RJD MP Manoj Jha is not willing to call the Supreme Court episode a “political manouevre”. He tells The Telegraph, “Before the Bihar polls we approached the Supreme Court in good faith. What relief did the people of Bihar get? Did the court sense the urgency of the moment?” Dilip Ghosh of the Bengal BJP says, “It is a publicity stunt. How will this help the people of Bengal? The CM believes in creating chaos, jhogra korben. Think of Singur. What good has she achieved by sending away the Tatas?” But he also says, “Come elections and she will find ways of making her presence felt. Onar onek roop. She is trying to establish that she is the Opposition.”
‘Gorment’
Biman Bose takes it up by a notch. “She deliberately says ‘gorment’, not government. Why? Because the less educated people say ‘gorment’. To give an impression that she is like them.” He adds, “She can set incidents to her advantage.”

• [STUDY MATERIAL]

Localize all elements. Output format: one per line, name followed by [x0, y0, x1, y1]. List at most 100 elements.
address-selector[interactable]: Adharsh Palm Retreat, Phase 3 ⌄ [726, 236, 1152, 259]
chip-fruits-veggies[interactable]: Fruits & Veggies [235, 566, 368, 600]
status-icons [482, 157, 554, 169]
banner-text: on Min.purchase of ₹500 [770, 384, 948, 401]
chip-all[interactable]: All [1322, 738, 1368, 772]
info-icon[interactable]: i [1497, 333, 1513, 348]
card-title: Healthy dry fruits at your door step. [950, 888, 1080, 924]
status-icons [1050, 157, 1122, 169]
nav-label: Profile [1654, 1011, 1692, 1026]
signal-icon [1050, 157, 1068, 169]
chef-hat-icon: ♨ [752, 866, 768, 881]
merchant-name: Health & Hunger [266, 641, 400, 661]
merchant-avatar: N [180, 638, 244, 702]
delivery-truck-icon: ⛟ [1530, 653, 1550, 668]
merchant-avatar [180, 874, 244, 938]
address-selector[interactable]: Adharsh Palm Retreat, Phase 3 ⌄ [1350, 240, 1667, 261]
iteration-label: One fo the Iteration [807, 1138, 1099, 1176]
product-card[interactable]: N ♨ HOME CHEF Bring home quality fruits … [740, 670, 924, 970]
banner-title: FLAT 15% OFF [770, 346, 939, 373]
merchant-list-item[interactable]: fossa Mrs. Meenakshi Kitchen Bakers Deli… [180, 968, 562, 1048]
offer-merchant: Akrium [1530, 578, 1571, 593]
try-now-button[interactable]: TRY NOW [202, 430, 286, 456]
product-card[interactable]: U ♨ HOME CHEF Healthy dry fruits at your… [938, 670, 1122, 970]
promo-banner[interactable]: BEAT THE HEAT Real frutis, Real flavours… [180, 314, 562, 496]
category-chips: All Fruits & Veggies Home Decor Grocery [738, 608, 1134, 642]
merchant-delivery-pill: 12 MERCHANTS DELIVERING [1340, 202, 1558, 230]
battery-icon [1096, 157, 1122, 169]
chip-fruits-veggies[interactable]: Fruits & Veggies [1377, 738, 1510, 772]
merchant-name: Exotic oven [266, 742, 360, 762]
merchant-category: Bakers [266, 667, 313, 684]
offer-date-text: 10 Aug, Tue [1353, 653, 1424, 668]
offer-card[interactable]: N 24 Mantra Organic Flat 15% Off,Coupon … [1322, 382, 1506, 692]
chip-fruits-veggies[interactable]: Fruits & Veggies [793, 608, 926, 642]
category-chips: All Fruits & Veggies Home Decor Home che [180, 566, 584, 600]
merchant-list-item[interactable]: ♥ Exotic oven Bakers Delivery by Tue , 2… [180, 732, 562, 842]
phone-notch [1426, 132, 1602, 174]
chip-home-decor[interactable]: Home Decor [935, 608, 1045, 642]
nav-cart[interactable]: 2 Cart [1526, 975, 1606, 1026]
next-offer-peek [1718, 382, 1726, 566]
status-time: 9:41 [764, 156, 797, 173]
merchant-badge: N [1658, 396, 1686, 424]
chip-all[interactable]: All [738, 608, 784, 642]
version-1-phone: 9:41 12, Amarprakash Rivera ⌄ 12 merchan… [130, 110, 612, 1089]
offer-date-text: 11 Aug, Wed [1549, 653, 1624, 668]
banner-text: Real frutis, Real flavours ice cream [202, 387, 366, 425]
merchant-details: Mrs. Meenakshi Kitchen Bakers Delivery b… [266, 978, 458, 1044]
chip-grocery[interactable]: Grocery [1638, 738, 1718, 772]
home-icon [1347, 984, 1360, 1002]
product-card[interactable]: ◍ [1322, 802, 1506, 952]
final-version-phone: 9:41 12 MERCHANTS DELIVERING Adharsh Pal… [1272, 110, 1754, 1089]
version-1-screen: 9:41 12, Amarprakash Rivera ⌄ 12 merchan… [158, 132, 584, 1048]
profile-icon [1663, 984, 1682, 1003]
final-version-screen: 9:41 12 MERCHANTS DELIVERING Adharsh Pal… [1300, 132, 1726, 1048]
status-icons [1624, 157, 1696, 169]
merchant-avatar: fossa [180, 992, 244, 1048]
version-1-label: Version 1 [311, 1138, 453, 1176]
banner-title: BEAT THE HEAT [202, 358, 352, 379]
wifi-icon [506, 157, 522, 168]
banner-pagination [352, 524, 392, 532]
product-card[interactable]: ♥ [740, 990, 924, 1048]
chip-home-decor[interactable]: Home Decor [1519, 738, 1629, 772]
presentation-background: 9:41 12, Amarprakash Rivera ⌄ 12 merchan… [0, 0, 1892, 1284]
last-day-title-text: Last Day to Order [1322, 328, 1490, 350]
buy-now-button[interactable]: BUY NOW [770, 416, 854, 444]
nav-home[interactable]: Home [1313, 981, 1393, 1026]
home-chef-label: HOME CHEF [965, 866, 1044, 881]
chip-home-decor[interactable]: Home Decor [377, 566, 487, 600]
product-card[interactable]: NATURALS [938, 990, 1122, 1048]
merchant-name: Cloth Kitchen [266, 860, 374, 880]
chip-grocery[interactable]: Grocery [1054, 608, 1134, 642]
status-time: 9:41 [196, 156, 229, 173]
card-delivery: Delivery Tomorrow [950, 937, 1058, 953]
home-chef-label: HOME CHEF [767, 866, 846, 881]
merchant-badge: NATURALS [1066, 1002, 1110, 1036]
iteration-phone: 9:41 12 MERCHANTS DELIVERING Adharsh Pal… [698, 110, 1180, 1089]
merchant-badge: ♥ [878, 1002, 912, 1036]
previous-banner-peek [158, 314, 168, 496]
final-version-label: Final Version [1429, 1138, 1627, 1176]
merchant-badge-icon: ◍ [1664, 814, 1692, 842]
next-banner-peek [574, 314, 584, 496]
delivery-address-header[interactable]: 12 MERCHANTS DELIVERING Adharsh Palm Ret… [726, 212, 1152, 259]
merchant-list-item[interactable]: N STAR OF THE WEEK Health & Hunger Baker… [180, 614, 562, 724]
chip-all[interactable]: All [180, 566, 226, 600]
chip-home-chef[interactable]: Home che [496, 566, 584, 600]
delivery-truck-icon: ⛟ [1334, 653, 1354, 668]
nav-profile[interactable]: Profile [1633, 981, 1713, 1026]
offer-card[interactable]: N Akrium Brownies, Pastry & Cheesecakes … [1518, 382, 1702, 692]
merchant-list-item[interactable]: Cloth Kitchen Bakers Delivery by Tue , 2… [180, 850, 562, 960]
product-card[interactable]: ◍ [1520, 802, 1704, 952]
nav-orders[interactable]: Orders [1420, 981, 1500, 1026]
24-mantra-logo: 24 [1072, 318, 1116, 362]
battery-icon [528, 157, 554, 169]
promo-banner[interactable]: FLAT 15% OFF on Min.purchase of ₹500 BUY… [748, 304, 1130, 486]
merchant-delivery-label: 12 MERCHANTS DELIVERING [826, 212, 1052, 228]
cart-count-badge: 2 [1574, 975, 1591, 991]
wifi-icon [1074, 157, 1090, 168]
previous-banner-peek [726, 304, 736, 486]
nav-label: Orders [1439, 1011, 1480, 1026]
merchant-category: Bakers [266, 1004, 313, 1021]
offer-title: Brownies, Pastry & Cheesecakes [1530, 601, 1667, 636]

• [WHAT YOU ARE ASKED TO DO] Copy out the news excerpt on reactions to the Bengal chief minister word for word, from start to finish. You won't need the data for this.

• [PROBLEM SOLUTION]
RJD MP Manoj Jha is not willing to call the Supreme Court episode a “political manouevre”. He tells The Telegraph, “Before the Bihar polls we approached the Supreme Court in good faith. What relief did the people of Bihar get? Did the court sense the urgency of the moment?” Dilip Ghosh of the Bengal BJP says, “It is a publicity stunt. How will this help the people of Bengal? The CM believes in creating chaos, jhogra korben. Think of Singur. What good has she achieved by sending away the Tatas?” But he also says, “Come elections and she will find ways of making her presence felt. Onar onek roop. She is trying to establish that she is the Opposition.”
‘Gorment’
Biman Bose takes it up by a notch. “She deliberately says ‘gorment’, not government. Why? Because the less educated people say ‘gorment’. To give an impression that she is like them.” He adds, “She can set incidents to her advantage.”